- [THE PROBLEM] Gather the lines from the material that contain "Angstrom".

- [Extracted data entries]

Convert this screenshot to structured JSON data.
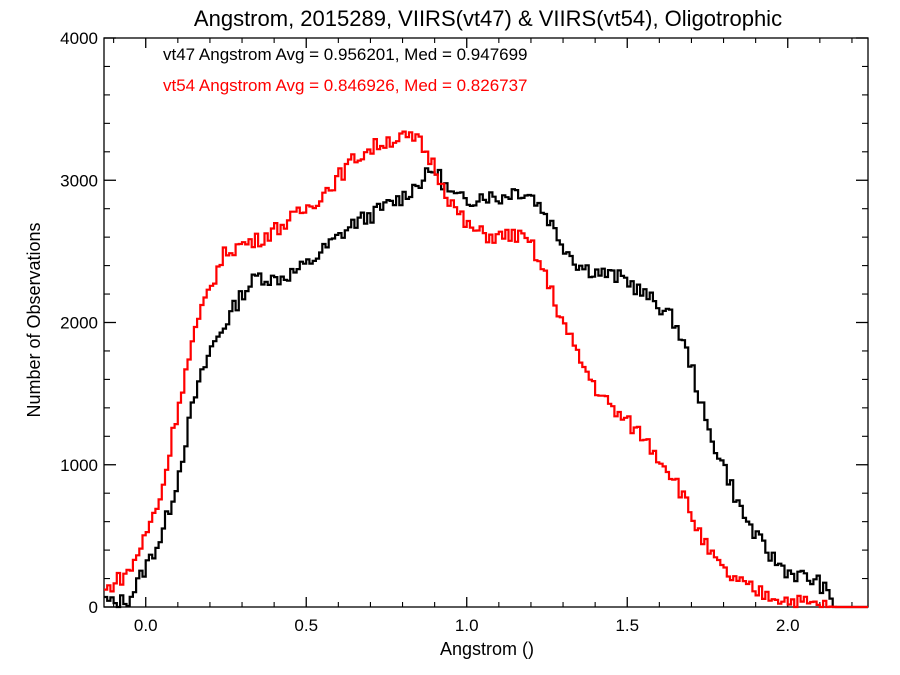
{
  "chart_data": {
    "type": "line",
    "title": "Angstrom, 2015289, VIIRS(vt47) & VIIRS(vt54), Oligotrophic",
    "xlabel": "Angstrom ()",
    "ylabel": "Number of Observations",
    "xlim": [
      -0.13,
      2.25
    ],
    "ylim": [
      0,
      4000
    ],
    "xticks": [
      0.0,
      0.5,
      1.0,
      1.5,
      2.0
    ],
    "xtick_labels": [
      "0.0",
      "0.5",
      "1.0",
      "1.5",
      "2.0"
    ],
    "yticks": [
      0,
      1000,
      2000,
      3000,
      4000
    ],
    "ytick_labels": [
      "0",
      "1000",
      "2000",
      "3000",
      "4000"
    ],
    "grid": false,
    "step": "histogram",
    "annotations": [
      {
        "text": "vt47 Angstrom Avg = 0.956201, Med = 0.947699",
        "color": "#000000"
      },
      {
        "text": "vt54 Angstrom Avg = 0.846926, Med = 0.826737",
        "color": "#ff0000"
      }
    ],
    "series": [
      {
        "color": "#000000",
        "x": [
          -0.13,
          -0.1,
          -0.05,
          0.0,
          0.05,
          0.1,
          0.15,
          0.2,
          0.25,
          0.3,
          0.35,
          0.4,
          0.45,
          0.5,
          0.55,
          0.6,
          0.65,
          0.7,
          0.75,
          0.8,
          0.85,
          0.9,
          0.95,
          1.0,
          1.05,
          1.1,
          1.15,
          1.2,
          1.25,
          1.3,
          1.35,
          1.4,
          1.45,
          1.5,
          1.55,
          1.6,
          1.65,
          1.7,
          1.75,
          1.8,
          1.85,
          1.9,
          1.95,
          2.0,
          2.05,
          2.1,
          2.15,
          2.2,
          2.25
        ],
        "y": [
          50,
          20,
          60,
          280,
          500,
          900,
          1450,
          1800,
          2000,
          2200,
          2330,
          2300,
          2340,
          2400,
          2500,
          2600,
          2700,
          2750,
          2820,
          2880,
          2980,
          3080,
          2900,
          2850,
          2900,
          2870,
          2930,
          2900,
          2750,
          2550,
          2400,
          2360,
          2330,
          2300,
          2200,
          2120,
          2000,
          1700,
          1250,
          1000,
          700,
          500,
          350,
          250,
          210,
          170,
          0,
          0,
          0
        ]
      },
      {
        "color": "#ff0000",
        "x": [
          -0.13,
          -0.1,
          -0.05,
          0.0,
          0.05,
          0.1,
          0.15,
          0.2,
          0.25,
          0.3,
          0.35,
          0.4,
          0.45,
          0.5,
          0.55,
          0.6,
          0.65,
          0.7,
          0.75,
          0.8,
          0.85,
          0.9,
          0.95,
          1.0,
          1.05,
          1.1,
          1.15,
          1.2,
          1.25,
          1.3,
          1.35,
          1.4,
          1.45,
          1.5,
          1.55,
          1.6,
          1.65,
          1.7,
          1.75,
          1.8,
          1.85,
          1.9,
          1.95,
          2.0,
          2.05,
          2.1,
          2.15,
          2.2,
          2.25
        ],
        "y": [
          100,
          170,
          250,
          500,
          800,
          1400,
          1900,
          2250,
          2500,
          2550,
          2580,
          2650,
          2720,
          2800,
          2900,
          3020,
          3150,
          3220,
          3280,
          3300,
          3280,
          3100,
          2850,
          2680,
          2620,
          2600,
          2620,
          2550,
          2300,
          2000,
          1750,
          1550,
          1400,
          1300,
          1200,
          1050,
          900,
          650,
          400,
          250,
          170,
          110,
          80,
          50,
          30,
          10,
          0,
          0,
          0
        ]
      }
    ]
  }
}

- [TASK OUTPUT]
    "title": "Angstrom, 2015289, VIIRS(vt47) & VIIRS(vt54), Oligotrophic",
    "xlabel": "Angstrom ()",
        "text": "vt47 Angstrom Avg = 0.956201, Med = 0.947699",
        "text": "vt54 Angstrom Avg = 0.846926, Med = 0.826737",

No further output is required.